#### [To be done]
Present the following entries again, word for word and in full.

• • • • • • •

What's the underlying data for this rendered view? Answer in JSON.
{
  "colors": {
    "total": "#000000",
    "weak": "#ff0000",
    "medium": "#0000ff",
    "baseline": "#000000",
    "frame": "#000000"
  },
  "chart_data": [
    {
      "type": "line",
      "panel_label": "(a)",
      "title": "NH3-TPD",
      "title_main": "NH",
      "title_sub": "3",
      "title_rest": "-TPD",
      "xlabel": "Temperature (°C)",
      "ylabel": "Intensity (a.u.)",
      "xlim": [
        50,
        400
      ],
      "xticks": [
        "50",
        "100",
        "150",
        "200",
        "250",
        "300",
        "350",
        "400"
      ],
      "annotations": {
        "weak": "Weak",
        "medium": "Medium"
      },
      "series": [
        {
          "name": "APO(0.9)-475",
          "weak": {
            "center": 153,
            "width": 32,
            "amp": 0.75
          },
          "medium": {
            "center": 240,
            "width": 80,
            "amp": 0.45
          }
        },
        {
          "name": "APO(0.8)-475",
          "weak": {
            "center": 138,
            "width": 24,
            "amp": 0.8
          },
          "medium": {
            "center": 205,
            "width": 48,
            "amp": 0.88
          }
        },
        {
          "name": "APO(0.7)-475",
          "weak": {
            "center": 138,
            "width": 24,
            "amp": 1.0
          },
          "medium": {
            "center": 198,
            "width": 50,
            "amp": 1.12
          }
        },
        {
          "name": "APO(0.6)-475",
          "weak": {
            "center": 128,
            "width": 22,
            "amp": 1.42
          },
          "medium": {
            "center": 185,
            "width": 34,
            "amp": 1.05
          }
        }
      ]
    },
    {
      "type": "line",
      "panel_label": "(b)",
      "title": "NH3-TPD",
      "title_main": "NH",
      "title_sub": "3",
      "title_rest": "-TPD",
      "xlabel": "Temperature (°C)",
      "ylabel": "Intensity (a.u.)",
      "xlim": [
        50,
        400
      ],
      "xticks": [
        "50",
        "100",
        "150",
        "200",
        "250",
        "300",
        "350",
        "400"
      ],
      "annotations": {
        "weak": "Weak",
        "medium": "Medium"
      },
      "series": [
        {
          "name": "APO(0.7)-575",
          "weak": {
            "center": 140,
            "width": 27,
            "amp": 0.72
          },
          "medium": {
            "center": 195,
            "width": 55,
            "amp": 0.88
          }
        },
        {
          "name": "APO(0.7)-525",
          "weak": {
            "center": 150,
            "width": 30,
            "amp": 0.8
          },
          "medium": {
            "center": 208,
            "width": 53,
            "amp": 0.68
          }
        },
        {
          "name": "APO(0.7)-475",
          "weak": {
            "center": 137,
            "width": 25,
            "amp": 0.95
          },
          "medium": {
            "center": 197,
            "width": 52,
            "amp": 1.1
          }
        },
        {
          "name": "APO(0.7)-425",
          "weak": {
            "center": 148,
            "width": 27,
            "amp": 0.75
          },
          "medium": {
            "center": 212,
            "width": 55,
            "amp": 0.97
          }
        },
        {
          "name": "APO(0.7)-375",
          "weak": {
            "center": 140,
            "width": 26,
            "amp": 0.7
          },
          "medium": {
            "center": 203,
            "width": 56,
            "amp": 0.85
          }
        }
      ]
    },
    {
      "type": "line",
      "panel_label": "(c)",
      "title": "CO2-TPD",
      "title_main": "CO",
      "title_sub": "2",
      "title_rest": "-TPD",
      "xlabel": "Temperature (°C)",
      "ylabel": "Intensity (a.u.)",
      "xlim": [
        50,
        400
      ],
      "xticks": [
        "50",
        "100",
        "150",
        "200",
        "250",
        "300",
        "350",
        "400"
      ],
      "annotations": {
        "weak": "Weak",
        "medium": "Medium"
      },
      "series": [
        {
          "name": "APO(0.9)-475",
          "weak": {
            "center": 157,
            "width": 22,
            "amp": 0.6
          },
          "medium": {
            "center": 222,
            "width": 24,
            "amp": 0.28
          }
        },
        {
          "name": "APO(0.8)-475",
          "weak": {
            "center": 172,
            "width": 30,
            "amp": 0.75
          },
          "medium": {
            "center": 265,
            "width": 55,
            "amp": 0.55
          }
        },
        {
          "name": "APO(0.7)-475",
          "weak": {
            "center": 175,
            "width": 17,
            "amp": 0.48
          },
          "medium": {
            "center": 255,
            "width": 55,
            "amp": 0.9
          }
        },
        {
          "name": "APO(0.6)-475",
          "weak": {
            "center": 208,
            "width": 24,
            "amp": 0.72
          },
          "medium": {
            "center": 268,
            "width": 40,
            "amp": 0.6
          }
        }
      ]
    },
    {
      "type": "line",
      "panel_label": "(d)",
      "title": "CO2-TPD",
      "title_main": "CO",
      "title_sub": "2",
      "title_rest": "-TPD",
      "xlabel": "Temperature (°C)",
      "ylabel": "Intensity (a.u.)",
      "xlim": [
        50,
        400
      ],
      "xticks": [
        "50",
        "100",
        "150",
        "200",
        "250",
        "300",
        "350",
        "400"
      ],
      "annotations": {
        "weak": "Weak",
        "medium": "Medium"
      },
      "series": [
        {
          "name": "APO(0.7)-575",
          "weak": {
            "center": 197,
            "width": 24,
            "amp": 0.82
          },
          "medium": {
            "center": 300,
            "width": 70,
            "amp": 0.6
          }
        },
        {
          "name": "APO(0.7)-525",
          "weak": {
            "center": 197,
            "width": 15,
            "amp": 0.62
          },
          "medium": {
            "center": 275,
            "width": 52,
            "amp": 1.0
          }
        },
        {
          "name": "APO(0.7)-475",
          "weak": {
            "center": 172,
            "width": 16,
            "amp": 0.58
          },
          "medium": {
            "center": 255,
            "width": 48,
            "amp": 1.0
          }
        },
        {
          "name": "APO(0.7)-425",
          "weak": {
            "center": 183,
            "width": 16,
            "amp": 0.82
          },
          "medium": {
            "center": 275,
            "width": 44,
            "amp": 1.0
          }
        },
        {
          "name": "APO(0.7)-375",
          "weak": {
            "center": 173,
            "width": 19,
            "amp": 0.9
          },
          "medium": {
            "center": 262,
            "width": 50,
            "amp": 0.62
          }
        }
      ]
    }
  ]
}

• • • • • • •

#### [Solution for this problem]
What's the underlying data for this rendered view? Answer in JSON.
{
  "colors": {
    "total": "#000000",
    "weak": "#ff0000",
    "medium": "#0000ff",
    "baseline": "#000000",
    "frame": "#000000"
  },
  "chart_data": [
    {
      "type": "line",
      "panel_label": "(a)",
      "title": "NH3-TPD",
      "title_main": "NH",
      "title_sub": "3",
      "title_rest": "-TPD",
      "xlabel": "Temperature (°C)",
      "ylabel": "Intensity (a.u.)",
      "xlim": [
        50,
        400
      ],
      "xticks": [
        "50",
        "100",
        "150",
        "200",
        "250",
        "300",
        "350",
        "400"
      ],
      "annotations": {
        "weak": "Weak",
        "medium": "Medium"
      },
      "series": [
        {
          "name": "APO(0.9)-475",
          "weak": {
            "center": 153,
            "width": 32,
            "amp": 0.75
          },
          "medium": {
            "center": 240,
            "width": 80,
            "amp": 0.45
          }
        },
        {
          "name": "APO(0.8)-475",
          "weak": {
            "center": 138,
            "width": 24,
            "amp": 0.8
          },
          "medium": {
            "center": 205,
            "width": 48,
            "amp": 0.88
          }
        },
        {
          "name": "APO(0.7)-475",
          "weak": {
            "center": 138,
            "width": 24,
            "amp": 1.0
          },
          "medium": {
            "center": 198,
            "width": 50,
            "amp": 1.12
          }
        },
        {
          "name": "APO(0.6)-475",
          "weak": {
            "center": 128,
            "width": 22,
            "amp": 1.42
          },
          "medium": {
            "center": 185,
            "width": 34,
            "amp": 1.05
          }
        }
      ]
    },
    {
      "type": "line",
      "panel_label": "(b)",
      "title": "NH3-TPD",
      "title_main": "NH",
      "title_sub": "3",
      "title_rest": "-TPD",
      "xlabel": "Temperature (°C)",
      "ylabel": "Intensity (a.u.)",
      "xlim": [
        50,
        400
      ],
      "xticks": [
        "50",
        "100",
        "150",
        "200",
        "250",
        "300",
        "350",
        "400"
      ],
      "annotations": {
        "weak": "Weak",
        "medium": "Medium"
      },
      "series": [
        {
          "name": "APO(0.7)-575",
          "weak": {
            "center": 140,
            "width": 27,
            "amp": 0.72
          },
          "medium": {
            "center": 195,
            "width": 55,
            "amp": 0.88
          }
        },
        {
          "name": "APO(0.7)-525",
          "weak": {
            "center": 150,
            "width": 30,
            "amp": 0.8
          },
          "medium": {
            "center": 208,
            "width": 53,
            "amp": 0.68
          }
        },
        {
          "name": "APO(0.7)-475",
          "weak": {
            "center": 137,
            "width": 25,
            "amp": 0.95
          },
          "medium": {
            "center": 197,
            "width": 52,
            "amp": 1.1
          }
        },
        {
          "name": "APO(0.7)-425",
          "weak": {
            "center": 148,
            "width": 27,
            "amp": 0.75
          },
          "medium": {
            "center": 212,
            "width": 55,
            "amp": 0.97
          }
        },
        {
          "name": "APO(0.7)-375",
          "weak": {
            "center": 140,
            "width": 26,
            "amp": 0.7
          },
          "medium": {
            "center": 203,
            "width": 56,
            "amp": 0.85
          }
        }
      ]
    },
    {
      "type": "line",
      "panel_label": "(c)",
      "title": "CO2-TPD",
      "title_main": "CO",
      "title_sub": "2",
      "title_rest": "-TPD",
      "xlabel": "Temperature (°C)",
      "ylabel": "Intensity (a.u.)",
      "xlim": [
        50,
        400
      ],
      "xticks": [
        "50",
        "100",
        "150",
        "200",
        "250",
        "300",
        "350",
        "400"
      ],
      "annotations": {
        "weak": "Weak",
        "medium": "Medium"
      },
      "series": [
        {
          "name": "APO(0.9)-475",
          "weak": {
            "center": 157,
            "width": 22,
            "amp": 0.6
          },
          "medium": {
            "center": 222,
            "width": 24,
            "amp": 0.28
          }
        },
        {
          "name": "APO(0.8)-475",
          "weak": {
            "center": 172,
            "width": 30,
            "amp": 0.75
          },
          "medium": {
            "center": 265,
            "width": 55,
            "amp": 0.55
          }
        },
        {
          "name": "APO(0.7)-475",
          "weak": {
            "center": 175,
            "width": 17,
            "amp": 0.48
          },
          "medium": {
            "center": 255,
            "width": 55,
            "amp": 0.9
          }
        },
        {
          "name": "APO(0.6)-475",
          "weak": {
            "center": 208,
            "width": 24,
            "amp": 0.72
          },
          "medium": {
            "center": 268,
            "width": 40,
            "amp": 0.6
          }
        }
      ]
    },
    {
      "type": "line",
      "panel_label": "(d)",
      "title": "CO2-TPD",
      "title_main": "CO",
      "title_sub": "2",
      "title_rest": "-TPD",
      "xlabel": "Temperature (°C)",
      "ylabel": "Intensity (a.u.)",
      "xlim": [
        50,
        400
      ],
      "xticks": [
        "50",
        "100",
        "150",
        "200",
        "250",
        "300",
        "350",
        "400"
      ],
      "annotations": {
        "weak": "Weak",
        "medium": "Medium"
      },
      "series": [
        {
          "name": "APO(0.7)-575",
          "weak": {
            "center": 197,
            "width": 24,
            "amp": 0.82
          },
          "medium": {
            "center": 300,
            "width": 70,
            "amp": 0.6
          }
        },
        {
          "name": "APO(0.7)-525",
          "weak": {
            "center": 197,
            "width": 15,
            "amp": 0.62
          },
          "medium": {
            "center": 275,
            "width": 52,
            "amp": 1.0
          }
        },
        {
          "name": "APO(0.7)-475",
          "weak": {
            "center": 172,
            "width": 16,
            "amp": 0.58
          },
          "medium": {
            "center": 255,
            "width": 48,
            "amp": 1.0
          }
        },
        {
          "name": "APO(0.7)-425",
          "weak": {
            "center": 183,
            "width": 16,
            "amp": 0.82
          },
          "medium": {
            "center": 275,
            "width": 44,
            "amp": 1.0
          }
        },
        {
          "name": "APO(0.7)-375",
          "weak": {
            "center": 173,
            "width": 19,
            "amp": 0.9
          },
          "medium": {
            "center": 262,
            "width": 50,
            "amp": 0.62
          }
        }
      ]
    }
  ]
}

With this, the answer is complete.